→ REQUEST:
Answer these questions from the bath fizzer activity text:
(a) What ages is the activity intended for?
(b) How much citric acid monohydrate does each group need?
(c) What group size does the text say works well for this activity?

→ TEXT SEGMENT:
Bath Fizzers

Make your own bath fizzers and see whose fizzes the most!

Year groups: 3-11 (ages 7-16)

Educational objectives

For each student to make two bath fizzers and test their performance, investigating the best proportions of ingredients to get the ultimate ‘fizz’.

Key student learning

Sodium bicarbonate reacts with citric acid when dissolved in water, releasing bubbles of carbon dioxide, water and a salt.

3NaHCO₃ + C₆H₈O₇ --> C₆H₅Na₃O₇ + 3CO₂ + 3H₂O
(sodium bicarbonate) + (citric acid) --> (sodium citrate) + (carbon dioxide) + (water)
When an acid (the citric acid) and a base (the sodium bicarbonate) react, the resulting reaction always produces a salt.
Dry chemicals and solutions can behave differently.
Witch hazel can be used when moulding the fizzers because it evaporates quickly, so the water in it does not allow the reaction to start fully.

Materials per group

Latex-free gloves
Goggles and lab coats
Bowl or wide-topped beaker, at least 500 ml capacity
Mixing utensils (forks, whisks or spatulas)
At least one plastic pipette (5 ml capacity)
500g of sodium bicarbonate powder (from either chemical or baking supplier)
250 g of citric acid monohydrate (available from chemical suppliers or can be ordered from some high street chemists)
Spray bottle, at least 250 ml
Witch hazel solution (available from chemists and some supermarkets; sold as a ‘natural’ antiseptic)
Food colouring
Food flavouring and/or fragrance oils (e.g. vanilla essence, lavender oil)
Scales

Optional

Glitter for decoration
Scoops and/or moulds (e.g. biscuit cutters)
Pack of paper cake cases (approx. 100 cases)

Practicalities and safety

This activity works well if students are in groups of three or four.

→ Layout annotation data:
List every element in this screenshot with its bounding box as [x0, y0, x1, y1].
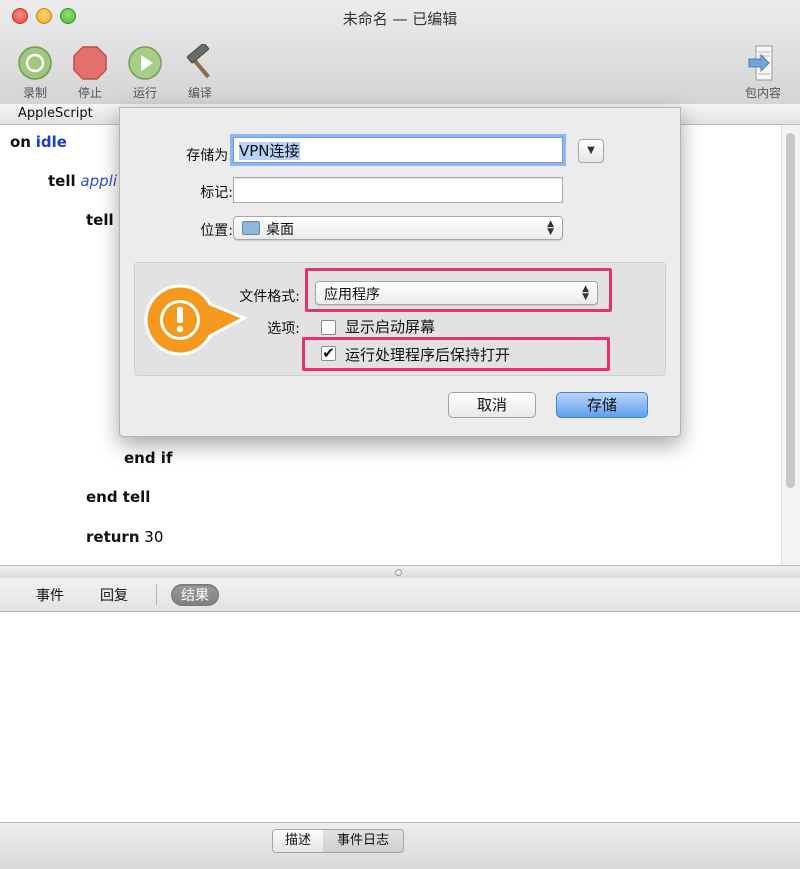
compile-label: 编译 [187, 86, 212, 100]
record-button[interactable]: 录制 [11, 44, 59, 101]
chevron-down-icon: ▼ [587, 145, 595, 156]
splitter-handle-icon[interactable] [395, 569, 402, 576]
keyword-end-if: end if [124, 449, 173, 467]
tab-divider [156, 584, 157, 605]
save-as-input[interactable]: VPN连接 [233, 137, 563, 163]
bundle-label: 包内容 [744, 86, 781, 100]
code-line-2: tell appli [48, 172, 117, 190]
save-as-label: 存储为: [186, 148, 233, 164]
show-startup-screen-checkbox[interactable] [321, 320, 336, 335]
file-format-highlight [305, 268, 612, 312]
stop-button[interactable]: 停止 [66, 44, 114, 101]
run-icon [126, 44, 164, 82]
compile-button[interactable]: 编译 [176, 44, 224, 101]
run-label: 运行 [132, 86, 157, 100]
event-log-tab[interactable]: 事件日志 [323, 829, 404, 853]
popup-arrows-icon: ▲ ▼ [547, 219, 554, 237]
code-line-3: tell [86, 211, 114, 229]
title-bar: 未命名 — 已编辑 录制 停止 运行 编译 包内容 [0, 0, 800, 105]
result-area[interactable] [0, 612, 800, 822]
save-as-value: VPN连接 [239, 142, 300, 160]
script-editor-window: 未命名 — 已编辑 录制 停止 运行 编译 包内容 AppleScript on… [0, 0, 800, 869]
editor-scrollbar[interactable] [781, 125, 800, 565]
code-line-1: on idle [10, 133, 67, 151]
folder-icon [242, 221, 260, 235]
keyword-tell-inner: tell [86, 211, 114, 229]
save-button[interactable]: 存储 [556, 392, 648, 418]
language-label: AppleScript [18, 106, 93, 121]
tags-label: 标记: [200, 185, 233, 201]
warning-callout-icon [144, 284, 249, 362]
record-icon [16, 44, 54, 82]
hammer-icon [181, 44, 219, 82]
description-tab[interactable]: 描述 [272, 829, 324, 853]
code-line-end-tell: end tell [86, 488, 150, 506]
result-tab-bar: 事件 回复 结果 [0, 578, 800, 612]
keyword-on: on [10, 133, 31, 151]
keyword-tell: tell [48, 172, 76, 190]
editor-scrollbar-thumb[interactable] [786, 133, 795, 488]
bundle-icon [744, 44, 782, 82]
tab-replies[interactable]: 回复 [100, 584, 128, 606]
run-button[interactable]: 运行 [121, 44, 169, 101]
code-line-end-if: end if [124, 449, 172, 467]
record-label: 录制 [22, 86, 47, 100]
tab-result[interactable]: 结果 [171, 584, 219, 606]
show-startup-screen-label: 显示启动屏幕 [345, 318, 436, 336]
stay-open-highlight [302, 337, 610, 371]
application-word: appli [80, 172, 117, 190]
keyword-end-tell: end tell [86, 488, 151, 506]
window-title: 未命名 — 已编辑 [342, 10, 458, 28]
where-label: 位置: [200, 223, 233, 239]
cancel-button[interactable]: 取消 [448, 392, 536, 418]
where-value: 桌面 [266, 222, 294, 238]
tags-input[interactable] [233, 177, 563, 203]
handler-name: idle [35, 133, 67, 151]
tab-events[interactable]: 事件 [36, 584, 64, 606]
bottom-bar: 描述 事件日志 [0, 822, 800, 869]
stop-icon [71, 44, 109, 82]
where-popup[interactable]: 桌面 ▲ ▼ [233, 216, 563, 240]
expand-dialog-button[interactable]: ▼ [578, 139, 604, 163]
return-value: 30 [144, 528, 164, 546]
stop-label: 停止 [77, 86, 102, 100]
pane-splitter[interactable] [0, 565, 800, 579]
code-line-return: return 30 [86, 528, 163, 546]
keyword-return: return [86, 528, 140, 546]
bundle-contents-button[interactable]: 包内容 [737, 44, 789, 101]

→ RESPONSE TO THE EXERCISE:
(a) Ages 7 to 16 (year groups 3 to 11).
(b) 250 g.
(c) Groups of three or four students.